§ Tarefa:
Responda com base no texto sobre o Corpus Christi:
(a) Quem deu origem à celebração e em que século?
(b) Que feriado Fernandes dá como exemplo de data em que os evangélicos descansam sem participar das festas?
(c) Em que passagem bíblica está a decisão de Daniel de não se contaminar?

§ Texto apresentado:
####################

A celebração teve origem no século 13, por iniciativa do Papa Urbano IV, com o propósito de exaltar a Eucaristia, cerimônia central na liturgia católica em que os fiéis comungam o pão, simbolizando o corpo de Jesus. Trata-se, portanto, de uma data litúrgica essencialmente católica, também observada por algumas denominações anglicanas.Segundo o teólogo e professor universitário Charles Fabian Costa Fernandes, doutor em Ministério pelo Fuller Theological Seminary (EUA), a resposta é não. “Não seria correto o cristão evangélico celebrar o Corpus Christi exatamente por ser uma tradição católica e de algumas igrejas anglicanas. Da mesma forma, não faz sentido as igrejas protestantes comemorarem essa data, visto que seguem outra confissão de fé e de doutrina”, explica.
Isso não significa, no entanto, que seja proibido ao evangélico usufruir do dia de folga ou mesmo visitar os tradicionais tapetes. Para Fernandes, o descanso é legítimo, como em outros feriados de origem diversa. “Não há nenhum problema, como há tantos outros feriados nacionais, como o caso do carnaval por exemplo, onde nós evangélicos não participamos das festividades, mas aproveitamos o momento para descansar”, afirma.
Quanto às manifestações culturais nas ruas, o professor reforça que não há impedimento para que evangélicos as visitem com discernimento. “É uma manifestação cultural. Não há nenhum problema em ir e apreciar essas representações artísticas com temas religiosos”, avalia.
Essa convivência respeitosa também pode ser ensinada dentro de casa. A pastora Eristelia Bernardo Martins, da Comunidade Cristã Casa do Pai, de Governador Valadares/MG, destaca que o exemplo de Daniel, no Antigo Testamento, é uma referência para os cristãos. “Daniel viveu ali na Babilônia, ele esteve no meio de uma cultura totalmente oposta à cultura que ele recebeu dos seus pais (…) mas ele não se contaminou. Ele serviu ali aos reis, sem se deixar ser levado pela cultura deles”, afirma. Para ela, a decisão de Daniel de não se contaminar, descrita em Daniel 1.8, reflete uma postura de firmeza interior diante de influências externas.
A pastora lembra ainda que, apesar de conviver em meio a outras crenças, Daniel se destacou por seu espírito excelente, expressão que, para ela, representa a ação do Espírito Santo. “Eu acredito que o cristão pode conviver com outras culturas, o que ele não pode é participar de algo que não seja dentro do que a Palavra de Deus orienta”, explica.Esse ensino, segundo ela, deve começar no ambiente familiar, especialmente com as crianças. “Minha filha, quando criança, estudou numa escola católica. O ensino era muito bom, um estudo de qualidade. Mas eu dizia para ela, em relação às festas, que ela não participava, apenas disso. Ela não participava, mas também não era um ponto de intolerância em relação à religião”, compartilha.
Diante de uma cultura predominantemente católica, saber discernir sem se afastar das pessoas é, para Eristelia, parte do testemunho cristão. “Nós podemos ensinar nossos filhos que eles podem estar no meio de outras pessoas, conviver com outras culturas, respeitando tais pessoas e suas crenças, sem se deixar levar. A essência disso tudo, acredito, é o respeito”, conclui.
O Corpus Christi pode ser compreendido como uma oportunidade para o diálogo respeitoso e o testemunho cristão. “A igreja pode aproveitar a data com programações especiais para promover o evangelismo. E se houver algum católico na família, deve haver respeito e jamais críticas ou pronunciamentos que possam ofender a fé da pessoa”, orienta Fernandes.
A pastora Eristelia concorda. “Se a gente ensinar aos nossos filhos que nós temos um Deus em nós, devemos servir a Ele, e inclusive respeitando a fé de outras pessoas, nós podemos convencer tais pessoas de que nós temos, de fato, a visão de Deus para as nossas vidas”.

####################

§ Trecho do material:
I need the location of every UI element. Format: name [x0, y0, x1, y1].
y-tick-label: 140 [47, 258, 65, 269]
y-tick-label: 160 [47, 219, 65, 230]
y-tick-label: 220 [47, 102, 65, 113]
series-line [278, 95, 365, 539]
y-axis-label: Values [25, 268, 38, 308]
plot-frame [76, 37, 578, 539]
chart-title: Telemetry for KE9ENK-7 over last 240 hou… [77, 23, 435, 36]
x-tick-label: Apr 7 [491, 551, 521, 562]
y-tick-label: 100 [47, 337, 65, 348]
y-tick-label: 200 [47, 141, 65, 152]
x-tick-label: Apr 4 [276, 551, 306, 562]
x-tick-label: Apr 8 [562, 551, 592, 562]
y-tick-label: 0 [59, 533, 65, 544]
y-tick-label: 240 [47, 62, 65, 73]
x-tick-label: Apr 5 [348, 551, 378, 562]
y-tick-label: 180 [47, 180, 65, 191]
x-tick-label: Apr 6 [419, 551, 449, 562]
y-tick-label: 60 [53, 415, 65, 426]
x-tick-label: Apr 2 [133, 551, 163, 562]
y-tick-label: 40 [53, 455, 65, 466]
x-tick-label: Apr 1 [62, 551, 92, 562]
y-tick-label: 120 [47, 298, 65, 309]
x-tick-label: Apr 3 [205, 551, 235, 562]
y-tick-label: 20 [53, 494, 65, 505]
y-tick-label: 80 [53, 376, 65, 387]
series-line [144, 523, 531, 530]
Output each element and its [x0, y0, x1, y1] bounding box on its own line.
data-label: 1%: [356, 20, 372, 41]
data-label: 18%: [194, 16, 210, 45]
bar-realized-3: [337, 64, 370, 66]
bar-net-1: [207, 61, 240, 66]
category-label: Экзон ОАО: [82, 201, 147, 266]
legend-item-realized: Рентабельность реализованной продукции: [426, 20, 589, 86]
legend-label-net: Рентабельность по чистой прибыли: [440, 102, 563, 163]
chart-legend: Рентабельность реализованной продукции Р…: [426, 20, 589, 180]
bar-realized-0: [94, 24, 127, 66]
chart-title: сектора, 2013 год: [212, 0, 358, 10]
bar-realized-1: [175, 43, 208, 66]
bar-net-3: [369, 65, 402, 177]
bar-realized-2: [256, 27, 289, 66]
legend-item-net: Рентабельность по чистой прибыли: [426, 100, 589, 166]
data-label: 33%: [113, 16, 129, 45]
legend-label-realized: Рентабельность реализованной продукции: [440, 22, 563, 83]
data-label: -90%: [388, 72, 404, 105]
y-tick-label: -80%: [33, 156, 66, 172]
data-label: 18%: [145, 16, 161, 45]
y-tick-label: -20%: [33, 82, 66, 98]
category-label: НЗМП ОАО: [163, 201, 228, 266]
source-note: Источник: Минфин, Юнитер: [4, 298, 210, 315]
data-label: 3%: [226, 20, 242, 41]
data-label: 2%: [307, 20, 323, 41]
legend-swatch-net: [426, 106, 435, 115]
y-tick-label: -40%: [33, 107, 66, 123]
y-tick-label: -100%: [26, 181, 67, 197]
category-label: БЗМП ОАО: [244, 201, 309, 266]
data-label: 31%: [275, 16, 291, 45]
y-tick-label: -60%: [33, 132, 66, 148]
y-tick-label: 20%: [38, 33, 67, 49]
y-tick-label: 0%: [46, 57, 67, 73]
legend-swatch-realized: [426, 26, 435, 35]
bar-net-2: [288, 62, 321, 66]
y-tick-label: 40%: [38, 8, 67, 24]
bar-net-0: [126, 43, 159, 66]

####################

§ Exercício resolvido:
(a) O Papa Urbano IV, no século 13.
(b) O carnaval.
(c) Em Daniel 1.8.